## To do
- 1) According to the choux pastry recipe, what celebrated wedding cake is built by piling these buns in a pyramid?
- 2) Please pick up the choux pastry recipe after its last step and carry on writing the method.

## Source document
>> start
Oh-so delicious and impressive, too. Choux pastry is not difficult to make if the recipe is followed carefully. It is important to add the sifted flour all at once, so the mixture does not become lumpy. When we were taught at college, we were told to ‘shoot’ the flour in, which explains it well. Piled in a wonderful pyramid and scattered with spun sugar, this simple bun becomes the celebrated wedding cake, croquembouche.
- Preheat the oven to 220°C/200°C fan/Gas 7 and line a baking sheet with non-stick baking paper.
- Place the butter and water in a small saucepan over a high heat and cook until the water is boiling and the butter has melted. Remove from the heat and immediately shoot in the flour, all at once. Quickly beat with a wooden spoon until the mixture comes together and makes a smooth, thick dough. Add the beaten egg, a little at a time, beating after each addition, until the egg is incorporated and the dough is thick and smooth.
>> end
## Data extract
>> start
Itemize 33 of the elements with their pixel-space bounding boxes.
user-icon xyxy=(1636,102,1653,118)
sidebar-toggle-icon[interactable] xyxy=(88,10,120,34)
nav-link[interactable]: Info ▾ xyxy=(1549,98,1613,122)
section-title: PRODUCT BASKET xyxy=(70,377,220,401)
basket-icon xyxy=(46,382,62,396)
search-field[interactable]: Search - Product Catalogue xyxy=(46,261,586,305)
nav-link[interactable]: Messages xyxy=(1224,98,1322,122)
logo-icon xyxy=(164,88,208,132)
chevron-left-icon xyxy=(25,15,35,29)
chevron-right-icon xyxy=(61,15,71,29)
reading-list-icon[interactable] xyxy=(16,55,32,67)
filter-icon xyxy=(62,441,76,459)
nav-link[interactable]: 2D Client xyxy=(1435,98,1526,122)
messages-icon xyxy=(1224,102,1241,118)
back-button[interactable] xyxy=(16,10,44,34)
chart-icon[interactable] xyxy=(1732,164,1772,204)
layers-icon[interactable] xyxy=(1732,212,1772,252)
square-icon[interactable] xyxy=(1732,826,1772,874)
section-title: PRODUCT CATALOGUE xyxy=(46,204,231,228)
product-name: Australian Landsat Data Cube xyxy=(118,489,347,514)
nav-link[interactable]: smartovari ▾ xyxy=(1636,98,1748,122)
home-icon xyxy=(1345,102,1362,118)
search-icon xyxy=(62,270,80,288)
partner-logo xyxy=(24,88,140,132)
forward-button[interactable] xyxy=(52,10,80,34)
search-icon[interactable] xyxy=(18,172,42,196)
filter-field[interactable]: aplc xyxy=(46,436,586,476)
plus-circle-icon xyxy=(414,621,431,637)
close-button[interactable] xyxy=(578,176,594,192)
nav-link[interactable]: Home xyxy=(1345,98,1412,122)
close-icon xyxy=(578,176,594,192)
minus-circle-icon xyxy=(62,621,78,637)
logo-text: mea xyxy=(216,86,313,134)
>> end
## Task-by-task results
- 1) Croquembouche.

- 2)
- Spoon 12 domes of pastry on to the baking sheet. Brush with the extra beaten egg and bake for 10 minutes. Turn down the temperature to 190°C/170°C fan/Gas 5 and bake for another 20 minutes.
- Remove the buns from the oven and turn the oven off. Slice each bun in half and put the buns cut side up back on to the baking sheet. Return to the oven for 15–20 minutes to dry out.
- Meanwhile, to make the chocolate sauce, pour the cream into a pan and heat until hot. Add the chocolate and stir until melted. Remove from the heat and set aside in a cool place to thicken up.
- Once the buns have dried out and are crisp, dip one half into the chocolate sauce and place on a wire rack to set. Repeat with 11 bun tops.
- Pour the cream into a large bowl and whisk until it forms soft peaks. Place a generous dollop of whipped cream on to the remaining bun halves, then sandwich a chocolate half on top.
- Repeat to make 12 profiteroles.
- Can be made and assembled up to 4 hours ahead. Unfilled buns can be made up to a day ahead.
- Not for freezing.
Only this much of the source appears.